Task details | Gather up the lines that contain "data".

Records supplied |
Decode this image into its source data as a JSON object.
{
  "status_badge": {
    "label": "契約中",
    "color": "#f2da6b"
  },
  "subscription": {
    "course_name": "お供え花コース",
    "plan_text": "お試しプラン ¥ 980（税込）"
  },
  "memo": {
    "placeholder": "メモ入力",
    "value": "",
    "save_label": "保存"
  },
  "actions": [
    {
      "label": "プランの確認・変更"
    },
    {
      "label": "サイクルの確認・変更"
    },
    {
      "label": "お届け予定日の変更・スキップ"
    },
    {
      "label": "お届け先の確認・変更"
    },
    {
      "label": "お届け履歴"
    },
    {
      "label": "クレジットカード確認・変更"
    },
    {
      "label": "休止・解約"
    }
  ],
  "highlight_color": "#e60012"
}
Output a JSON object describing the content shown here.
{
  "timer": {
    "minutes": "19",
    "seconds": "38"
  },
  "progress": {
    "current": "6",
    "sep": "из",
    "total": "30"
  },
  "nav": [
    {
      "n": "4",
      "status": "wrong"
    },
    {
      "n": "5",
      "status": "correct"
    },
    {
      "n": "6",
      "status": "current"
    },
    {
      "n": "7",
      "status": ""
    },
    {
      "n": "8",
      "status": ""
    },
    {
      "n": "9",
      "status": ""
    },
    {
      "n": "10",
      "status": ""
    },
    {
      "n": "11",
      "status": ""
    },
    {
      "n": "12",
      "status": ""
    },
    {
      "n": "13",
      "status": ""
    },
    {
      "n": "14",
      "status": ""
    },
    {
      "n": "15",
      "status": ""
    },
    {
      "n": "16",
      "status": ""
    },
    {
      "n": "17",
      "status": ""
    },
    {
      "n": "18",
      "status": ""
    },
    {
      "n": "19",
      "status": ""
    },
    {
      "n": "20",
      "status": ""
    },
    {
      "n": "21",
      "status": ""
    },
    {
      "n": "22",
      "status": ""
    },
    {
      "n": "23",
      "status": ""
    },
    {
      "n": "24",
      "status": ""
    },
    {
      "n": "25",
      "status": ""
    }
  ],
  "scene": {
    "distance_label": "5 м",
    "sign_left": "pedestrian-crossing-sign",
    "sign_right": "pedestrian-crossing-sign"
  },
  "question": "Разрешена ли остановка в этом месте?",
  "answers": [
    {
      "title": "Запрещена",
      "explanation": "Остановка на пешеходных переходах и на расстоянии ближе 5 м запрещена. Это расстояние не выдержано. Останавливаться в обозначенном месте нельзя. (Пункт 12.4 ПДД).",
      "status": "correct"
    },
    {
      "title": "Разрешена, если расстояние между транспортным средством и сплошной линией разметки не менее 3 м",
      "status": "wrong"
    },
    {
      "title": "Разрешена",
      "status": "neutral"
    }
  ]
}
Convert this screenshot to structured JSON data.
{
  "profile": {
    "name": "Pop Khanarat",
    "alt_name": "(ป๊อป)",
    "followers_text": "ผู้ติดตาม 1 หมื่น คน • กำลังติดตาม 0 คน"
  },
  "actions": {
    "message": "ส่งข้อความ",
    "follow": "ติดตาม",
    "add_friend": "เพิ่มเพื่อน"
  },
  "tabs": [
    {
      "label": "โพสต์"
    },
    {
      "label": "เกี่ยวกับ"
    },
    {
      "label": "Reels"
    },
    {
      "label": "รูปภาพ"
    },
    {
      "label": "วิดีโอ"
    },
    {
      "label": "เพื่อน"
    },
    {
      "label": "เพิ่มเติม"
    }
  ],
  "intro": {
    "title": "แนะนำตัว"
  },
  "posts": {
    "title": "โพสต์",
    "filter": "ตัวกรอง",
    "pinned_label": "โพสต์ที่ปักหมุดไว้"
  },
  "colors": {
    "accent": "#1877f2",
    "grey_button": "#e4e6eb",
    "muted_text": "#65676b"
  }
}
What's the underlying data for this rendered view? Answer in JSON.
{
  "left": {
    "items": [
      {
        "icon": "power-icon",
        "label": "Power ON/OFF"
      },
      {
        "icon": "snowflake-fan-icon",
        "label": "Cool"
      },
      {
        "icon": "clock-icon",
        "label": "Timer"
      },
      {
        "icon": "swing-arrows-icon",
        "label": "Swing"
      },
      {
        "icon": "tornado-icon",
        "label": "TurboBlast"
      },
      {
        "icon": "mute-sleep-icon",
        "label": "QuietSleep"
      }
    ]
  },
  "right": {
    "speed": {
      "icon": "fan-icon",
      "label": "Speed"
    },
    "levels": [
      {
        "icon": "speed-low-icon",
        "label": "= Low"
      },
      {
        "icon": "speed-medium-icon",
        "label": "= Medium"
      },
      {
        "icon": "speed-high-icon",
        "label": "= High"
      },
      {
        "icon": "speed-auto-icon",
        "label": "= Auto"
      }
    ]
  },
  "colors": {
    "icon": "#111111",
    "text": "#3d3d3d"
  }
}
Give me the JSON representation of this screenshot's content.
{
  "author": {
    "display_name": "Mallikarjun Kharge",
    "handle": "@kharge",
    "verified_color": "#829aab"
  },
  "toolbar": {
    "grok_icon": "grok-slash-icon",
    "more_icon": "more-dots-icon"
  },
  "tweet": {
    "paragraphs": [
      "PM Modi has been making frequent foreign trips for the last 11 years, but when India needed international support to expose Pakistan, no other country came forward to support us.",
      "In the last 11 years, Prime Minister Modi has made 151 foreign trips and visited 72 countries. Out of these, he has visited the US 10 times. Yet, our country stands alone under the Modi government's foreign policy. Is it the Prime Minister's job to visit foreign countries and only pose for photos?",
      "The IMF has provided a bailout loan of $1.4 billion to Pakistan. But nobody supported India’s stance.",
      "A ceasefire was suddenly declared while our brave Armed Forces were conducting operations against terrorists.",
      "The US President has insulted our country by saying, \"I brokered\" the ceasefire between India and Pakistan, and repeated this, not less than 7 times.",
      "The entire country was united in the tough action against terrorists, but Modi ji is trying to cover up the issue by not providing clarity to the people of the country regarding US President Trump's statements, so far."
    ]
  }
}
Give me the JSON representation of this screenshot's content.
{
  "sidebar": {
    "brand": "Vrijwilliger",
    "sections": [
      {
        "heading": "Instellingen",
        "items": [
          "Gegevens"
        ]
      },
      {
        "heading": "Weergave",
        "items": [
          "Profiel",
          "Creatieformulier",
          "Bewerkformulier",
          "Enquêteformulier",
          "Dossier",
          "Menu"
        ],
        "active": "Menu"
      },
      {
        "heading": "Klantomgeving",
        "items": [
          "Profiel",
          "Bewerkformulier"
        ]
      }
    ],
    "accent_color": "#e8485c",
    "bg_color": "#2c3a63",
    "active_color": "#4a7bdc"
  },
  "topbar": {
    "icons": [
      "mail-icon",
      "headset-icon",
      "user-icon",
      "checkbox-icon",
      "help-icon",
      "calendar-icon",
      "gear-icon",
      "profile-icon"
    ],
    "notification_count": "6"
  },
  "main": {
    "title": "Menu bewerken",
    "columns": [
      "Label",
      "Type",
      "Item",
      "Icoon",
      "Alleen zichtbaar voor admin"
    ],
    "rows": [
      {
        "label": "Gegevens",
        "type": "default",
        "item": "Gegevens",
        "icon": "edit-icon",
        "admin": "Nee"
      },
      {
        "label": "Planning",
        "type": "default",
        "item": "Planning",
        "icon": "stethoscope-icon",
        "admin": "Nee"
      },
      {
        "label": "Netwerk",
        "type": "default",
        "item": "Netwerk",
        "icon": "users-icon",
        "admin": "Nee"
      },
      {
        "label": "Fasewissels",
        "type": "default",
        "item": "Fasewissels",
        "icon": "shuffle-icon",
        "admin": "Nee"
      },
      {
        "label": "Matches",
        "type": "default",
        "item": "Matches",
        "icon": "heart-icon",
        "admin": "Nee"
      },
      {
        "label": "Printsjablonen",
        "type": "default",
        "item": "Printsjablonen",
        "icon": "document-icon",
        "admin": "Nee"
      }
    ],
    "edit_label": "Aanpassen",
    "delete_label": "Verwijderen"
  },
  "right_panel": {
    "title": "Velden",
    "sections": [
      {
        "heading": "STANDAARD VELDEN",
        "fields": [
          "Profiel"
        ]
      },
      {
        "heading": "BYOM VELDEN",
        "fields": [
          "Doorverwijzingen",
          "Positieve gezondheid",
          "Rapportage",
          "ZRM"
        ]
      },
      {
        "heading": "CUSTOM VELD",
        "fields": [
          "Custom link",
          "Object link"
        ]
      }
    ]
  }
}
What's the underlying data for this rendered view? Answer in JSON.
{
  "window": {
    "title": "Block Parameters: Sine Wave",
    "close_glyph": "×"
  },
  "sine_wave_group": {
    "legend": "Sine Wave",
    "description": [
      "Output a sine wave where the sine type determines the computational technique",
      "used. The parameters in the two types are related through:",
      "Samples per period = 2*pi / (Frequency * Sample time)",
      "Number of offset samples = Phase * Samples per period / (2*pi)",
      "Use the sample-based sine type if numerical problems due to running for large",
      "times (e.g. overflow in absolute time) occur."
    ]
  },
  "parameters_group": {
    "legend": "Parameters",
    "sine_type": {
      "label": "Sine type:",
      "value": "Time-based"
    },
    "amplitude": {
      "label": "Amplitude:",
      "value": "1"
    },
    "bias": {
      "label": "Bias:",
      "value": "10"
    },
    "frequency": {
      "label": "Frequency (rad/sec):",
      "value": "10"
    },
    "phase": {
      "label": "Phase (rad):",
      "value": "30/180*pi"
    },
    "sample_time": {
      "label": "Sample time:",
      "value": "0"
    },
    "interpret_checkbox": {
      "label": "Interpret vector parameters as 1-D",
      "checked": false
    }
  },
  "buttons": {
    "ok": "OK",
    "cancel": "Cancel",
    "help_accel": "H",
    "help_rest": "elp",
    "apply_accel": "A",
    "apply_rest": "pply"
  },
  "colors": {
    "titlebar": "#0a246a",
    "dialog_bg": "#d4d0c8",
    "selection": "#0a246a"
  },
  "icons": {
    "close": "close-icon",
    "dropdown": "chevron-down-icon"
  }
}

Output |
Decode this image into its source data as a JSON object.
Convert this screenshot to structured JSON data.
What's the underlying data for this rendered view? Answer in JSON.
What's the underlying data for this rendered view? Answer in JSON.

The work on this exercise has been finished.